-- begin Exercise inputs --
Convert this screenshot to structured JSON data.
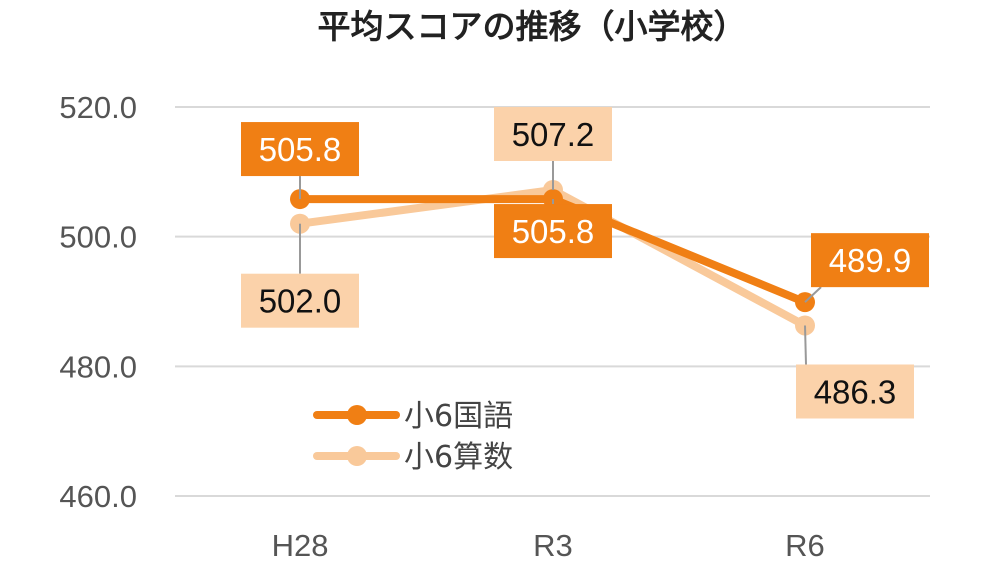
{
  "chart_data": {
    "type": "line",
    "title": "平均スコアの推移（小学校）",
    "categories": [
      "H28",
      "R3",
      "R6"
    ],
    "ylim": [
      460,
      520
    ],
    "yticks": [
      "520.0",
      "500.0",
      "480.0",
      "460.0"
    ],
    "ytick_values": [
      520,
      500,
      480,
      460
    ],
    "grid": true,
    "legend_position": "bottom-left",
    "series": [
      {
        "name": "小6国語",
        "color": "#F07F14",
        "label_bg": "#F07F14",
        "label_text": "#ffffff",
        "values": [
          505.8,
          505.8,
          489.9
        ],
        "labels": [
          "505.8",
          "505.8",
          "489.9"
        ]
      },
      {
        "name": "小6算数",
        "color": "#F9C99A",
        "label_bg": "#FBD2AA",
        "label_text": "#111111",
        "values": [
          502.0,
          507.2,
          486.3
        ],
        "labels": [
          "502.0",
          "507.2",
          "486.3"
        ]
      }
    ]
  }
}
-- end Exercise inputs --
Extract the full listing exactly, with the pictures left out.

Solution to this exercise>
Convert this screenshot to structured JSON data.
{
  "chart_data": {
    "type": "line",
    "title": "平均スコアの推移（小学校）",
    "categories": [
      "H28",
      "R3",
      "R6"
    ],
    "ylim": [
      460,
      520
    ],
    "yticks": [
      "520.0",
      "500.0",
      "480.0",
      "460.0"
    ],
    "ytick_values": [
      520,
      500,
      480,
      460
    ],
    "grid": true,
    "legend_position": "bottom-left",
    "series": [
      {
        "name": "小6国語",
        "color": "#F07F14",
        "label_bg": "#F07F14",
        "label_text": "#ffffff",
        "values": [
          505.8,
          505.8,
          489.9
        ],
        "labels": [
          "505.8",
          "505.8",
          "489.9"
        ]
      },
      {
        "name": "小6算数",
        "color": "#F9C99A",
        "label_bg": "#FBD2AA",
        "label_text": "#111111",
        "values": [
          502.0,
          507.2,
          486.3
        ],
        "labels": [
          "502.0",
          "507.2",
          "486.3"
        ]
      }
    ]
  }
}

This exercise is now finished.